**Set problem**:
Retype all material exactly. Pictures stay out of the copy.

(Recorded data)
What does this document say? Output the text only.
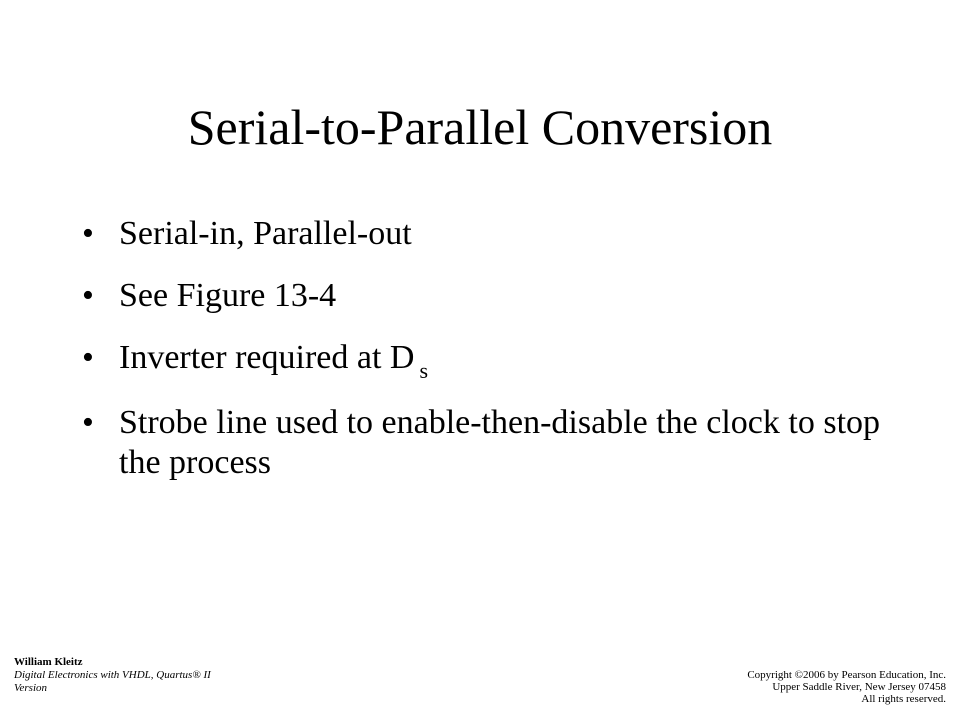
Serial-to-Parallel Conversion
• Serial-in, Parallel-out
• See Figure 13-4
• Inverter required at D $_s$
• Strobe line used to enable-then-disable the clock to stop the process
William Kleitz
Digital Electronics with VHDL, Quartus® II Version
Copyright ©2006 by Pearson Education, Inc.
Upper Saddle River, New Jersey 07458
All rights reserved.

**Answer to this exercise**:
What does this document say? Output the text only.
Serial-to-Parallel Conversion
• Serial-in, Parallel-out
• See Figure 13-4
• Inverter required at D $_s$
• Strobe line used to enable-then-disable the clock to stop the process
William Kleitz
Digital Electronics with VHDL, Quartus® II Version
Copyright ©2006 by Pearson Education, Inc.
Upper Saddle River, New Jersey 07458
All rights reserved.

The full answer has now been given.